[Data items]
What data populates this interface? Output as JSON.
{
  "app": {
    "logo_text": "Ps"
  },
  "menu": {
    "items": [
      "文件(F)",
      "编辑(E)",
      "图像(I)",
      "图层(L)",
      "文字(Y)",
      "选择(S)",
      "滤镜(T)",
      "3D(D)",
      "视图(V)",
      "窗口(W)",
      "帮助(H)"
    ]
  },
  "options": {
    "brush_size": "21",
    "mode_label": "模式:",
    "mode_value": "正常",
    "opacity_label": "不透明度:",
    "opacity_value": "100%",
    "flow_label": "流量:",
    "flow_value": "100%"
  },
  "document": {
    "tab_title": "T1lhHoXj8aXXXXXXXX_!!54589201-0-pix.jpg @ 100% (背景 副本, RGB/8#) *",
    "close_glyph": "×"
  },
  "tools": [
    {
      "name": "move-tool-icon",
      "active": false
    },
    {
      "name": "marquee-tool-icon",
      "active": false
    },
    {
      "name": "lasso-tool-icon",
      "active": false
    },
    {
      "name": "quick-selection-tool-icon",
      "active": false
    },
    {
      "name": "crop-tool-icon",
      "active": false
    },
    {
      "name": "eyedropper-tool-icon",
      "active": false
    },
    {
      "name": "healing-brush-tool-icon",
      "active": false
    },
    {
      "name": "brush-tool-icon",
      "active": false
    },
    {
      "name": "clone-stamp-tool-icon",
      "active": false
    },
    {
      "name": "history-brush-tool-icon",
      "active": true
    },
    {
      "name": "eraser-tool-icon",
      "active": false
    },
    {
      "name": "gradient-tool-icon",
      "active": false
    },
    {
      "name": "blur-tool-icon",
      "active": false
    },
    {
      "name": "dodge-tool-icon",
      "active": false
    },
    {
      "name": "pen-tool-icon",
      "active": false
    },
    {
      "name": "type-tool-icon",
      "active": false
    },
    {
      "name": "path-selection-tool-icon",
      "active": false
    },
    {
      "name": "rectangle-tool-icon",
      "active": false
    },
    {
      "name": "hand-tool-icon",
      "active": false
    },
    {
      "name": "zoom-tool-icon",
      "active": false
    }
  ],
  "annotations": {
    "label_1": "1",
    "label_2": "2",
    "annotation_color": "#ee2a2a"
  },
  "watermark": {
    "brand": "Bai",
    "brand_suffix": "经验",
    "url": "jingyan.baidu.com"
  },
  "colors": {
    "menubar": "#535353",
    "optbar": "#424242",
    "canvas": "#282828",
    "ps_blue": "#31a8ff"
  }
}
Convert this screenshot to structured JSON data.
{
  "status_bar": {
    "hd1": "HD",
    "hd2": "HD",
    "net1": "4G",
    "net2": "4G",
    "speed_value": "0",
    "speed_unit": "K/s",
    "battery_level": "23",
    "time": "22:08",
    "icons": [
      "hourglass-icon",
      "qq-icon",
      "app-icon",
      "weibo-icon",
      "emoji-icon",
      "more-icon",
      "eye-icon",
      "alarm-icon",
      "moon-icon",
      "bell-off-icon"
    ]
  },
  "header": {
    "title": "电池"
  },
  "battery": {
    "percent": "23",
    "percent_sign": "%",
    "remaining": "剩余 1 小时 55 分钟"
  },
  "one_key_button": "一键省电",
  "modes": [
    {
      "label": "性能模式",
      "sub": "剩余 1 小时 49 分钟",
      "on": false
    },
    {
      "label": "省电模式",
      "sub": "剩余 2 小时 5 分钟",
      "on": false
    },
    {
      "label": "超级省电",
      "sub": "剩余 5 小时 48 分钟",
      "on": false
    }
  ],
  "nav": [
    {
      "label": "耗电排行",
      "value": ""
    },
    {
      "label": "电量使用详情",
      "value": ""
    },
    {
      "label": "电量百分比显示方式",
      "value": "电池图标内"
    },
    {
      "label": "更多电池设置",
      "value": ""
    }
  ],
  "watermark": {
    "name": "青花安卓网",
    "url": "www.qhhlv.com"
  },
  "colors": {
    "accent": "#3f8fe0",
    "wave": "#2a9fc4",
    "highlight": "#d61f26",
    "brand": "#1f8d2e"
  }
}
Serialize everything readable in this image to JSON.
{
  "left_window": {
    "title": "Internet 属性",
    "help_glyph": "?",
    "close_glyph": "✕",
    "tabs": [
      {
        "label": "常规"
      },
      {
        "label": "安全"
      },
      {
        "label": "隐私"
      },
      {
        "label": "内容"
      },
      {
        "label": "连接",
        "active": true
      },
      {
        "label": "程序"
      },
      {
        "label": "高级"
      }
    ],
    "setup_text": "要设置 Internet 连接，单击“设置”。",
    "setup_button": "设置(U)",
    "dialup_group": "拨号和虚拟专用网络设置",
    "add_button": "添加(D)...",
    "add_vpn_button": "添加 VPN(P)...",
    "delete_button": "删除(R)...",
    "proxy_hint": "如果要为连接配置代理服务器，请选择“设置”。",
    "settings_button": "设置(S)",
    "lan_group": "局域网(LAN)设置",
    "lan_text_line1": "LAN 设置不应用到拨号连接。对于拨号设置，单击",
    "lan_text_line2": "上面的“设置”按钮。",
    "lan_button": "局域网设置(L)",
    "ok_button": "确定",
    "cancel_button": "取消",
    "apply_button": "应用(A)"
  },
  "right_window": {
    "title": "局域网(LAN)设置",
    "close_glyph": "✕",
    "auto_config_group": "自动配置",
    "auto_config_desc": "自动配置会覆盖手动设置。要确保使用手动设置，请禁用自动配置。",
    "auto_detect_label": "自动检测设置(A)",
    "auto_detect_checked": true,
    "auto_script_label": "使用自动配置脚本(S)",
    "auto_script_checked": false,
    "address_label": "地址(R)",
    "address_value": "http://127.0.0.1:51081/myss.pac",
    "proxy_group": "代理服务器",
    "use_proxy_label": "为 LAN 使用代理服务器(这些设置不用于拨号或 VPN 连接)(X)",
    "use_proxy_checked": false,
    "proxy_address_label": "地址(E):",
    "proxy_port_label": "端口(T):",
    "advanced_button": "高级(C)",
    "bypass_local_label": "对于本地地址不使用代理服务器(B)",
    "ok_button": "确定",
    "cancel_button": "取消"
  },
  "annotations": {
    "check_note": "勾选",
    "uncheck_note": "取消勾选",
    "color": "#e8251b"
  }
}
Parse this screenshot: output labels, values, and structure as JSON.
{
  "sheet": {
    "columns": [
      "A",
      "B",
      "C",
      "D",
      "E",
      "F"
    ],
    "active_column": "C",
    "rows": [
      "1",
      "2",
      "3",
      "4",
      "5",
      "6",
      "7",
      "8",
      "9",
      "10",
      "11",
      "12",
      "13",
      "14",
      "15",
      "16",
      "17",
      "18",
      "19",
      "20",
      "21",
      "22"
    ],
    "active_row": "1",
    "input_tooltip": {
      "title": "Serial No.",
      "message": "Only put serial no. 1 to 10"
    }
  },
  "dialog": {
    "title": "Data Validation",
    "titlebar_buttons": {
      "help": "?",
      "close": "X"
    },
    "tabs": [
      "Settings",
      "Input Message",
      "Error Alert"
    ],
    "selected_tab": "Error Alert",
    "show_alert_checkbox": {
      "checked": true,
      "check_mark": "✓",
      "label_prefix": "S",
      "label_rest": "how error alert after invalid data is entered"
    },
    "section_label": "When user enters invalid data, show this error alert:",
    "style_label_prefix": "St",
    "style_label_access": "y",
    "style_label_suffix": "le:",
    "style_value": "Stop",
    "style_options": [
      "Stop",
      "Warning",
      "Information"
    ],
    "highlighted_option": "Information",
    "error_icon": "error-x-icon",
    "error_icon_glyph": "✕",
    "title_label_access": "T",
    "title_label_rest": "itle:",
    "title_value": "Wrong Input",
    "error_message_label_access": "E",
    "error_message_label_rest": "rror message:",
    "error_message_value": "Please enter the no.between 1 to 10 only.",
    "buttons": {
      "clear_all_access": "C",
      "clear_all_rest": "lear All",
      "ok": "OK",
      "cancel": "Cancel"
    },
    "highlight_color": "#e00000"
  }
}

__Set exercise__
Gather every line from the listing above in which the word "Internet" appears.

__Solution for this task__
    "title": "Internet 属性",
    "setup_text": "要设置 Internet 连接，单击“设置”。",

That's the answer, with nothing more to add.